START
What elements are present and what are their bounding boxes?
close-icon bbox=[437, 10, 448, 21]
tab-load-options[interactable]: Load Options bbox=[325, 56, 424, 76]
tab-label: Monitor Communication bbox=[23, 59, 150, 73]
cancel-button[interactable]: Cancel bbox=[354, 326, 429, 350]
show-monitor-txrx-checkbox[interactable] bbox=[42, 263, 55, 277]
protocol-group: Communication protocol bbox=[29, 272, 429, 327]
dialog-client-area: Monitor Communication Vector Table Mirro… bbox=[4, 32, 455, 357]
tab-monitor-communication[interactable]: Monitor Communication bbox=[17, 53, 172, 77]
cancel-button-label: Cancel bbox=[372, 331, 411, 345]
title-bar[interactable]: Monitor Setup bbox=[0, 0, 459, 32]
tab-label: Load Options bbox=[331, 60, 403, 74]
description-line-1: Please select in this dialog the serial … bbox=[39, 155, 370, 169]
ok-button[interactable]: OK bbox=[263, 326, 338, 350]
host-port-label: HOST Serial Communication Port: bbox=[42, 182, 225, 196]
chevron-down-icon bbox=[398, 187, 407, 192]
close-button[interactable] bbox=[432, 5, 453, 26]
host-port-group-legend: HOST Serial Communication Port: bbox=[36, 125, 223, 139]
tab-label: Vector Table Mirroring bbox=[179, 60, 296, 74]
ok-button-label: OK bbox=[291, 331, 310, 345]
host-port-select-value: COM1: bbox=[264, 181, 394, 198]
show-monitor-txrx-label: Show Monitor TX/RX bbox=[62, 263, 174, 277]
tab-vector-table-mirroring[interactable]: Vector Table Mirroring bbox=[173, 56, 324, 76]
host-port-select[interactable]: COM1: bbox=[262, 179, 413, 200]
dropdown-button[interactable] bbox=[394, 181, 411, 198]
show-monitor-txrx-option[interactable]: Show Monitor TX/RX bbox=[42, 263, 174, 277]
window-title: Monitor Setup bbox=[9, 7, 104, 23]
END
◆ WHAT THE TASK REQUIRES ◆
Put the data from its first line through the line containing "tab-label: Load Options", both included, into a Markdown table. Use two columns, Row and Line: number each line in Row, place its text in Line, and leave out blank lines.

◆ TASK RESULT ◆
| Row | Line |
|---|---|
| 1 | What elements are present and what are their bounding boxes? |
| 2 | close-icon bbox=[437, 10, 448, 21] |
| 3 | tab-load-options[interactable]: Load Options bbox=[325, 56, 424, 76] |
| 4 | tab-label: Monitor Communication bbox=[23, 59, 150, 73] |
| 5 | cancel-button[interactable]: Cancel bbox=[354, 326, 429, 350] |
| 6 | show-monitor-txrx-checkbox[interactable] bbox=[42, 263, 55, 277] |
| 7 | protocol-group: Communication protocol bbox=[29, 272, 429, 327] |
| 8 | dialog-client-area: Monitor Communication Vector Table Mirro… bbox=[4, 32, 455, 357] |
| 9 | tab-monitor-communication[interactable]: Monitor Communication bbox=[17, 53, 172, 77] |
| 10 | cancel-button-label: Cancel bbox=[372, 331, 411, 345] |
| 11 | title-bar[interactable]: Monitor Setup bbox=[0, 0, 459, 32] |
| 12 | tab-label: Load Options bbox=[331, 60, 403, 74] |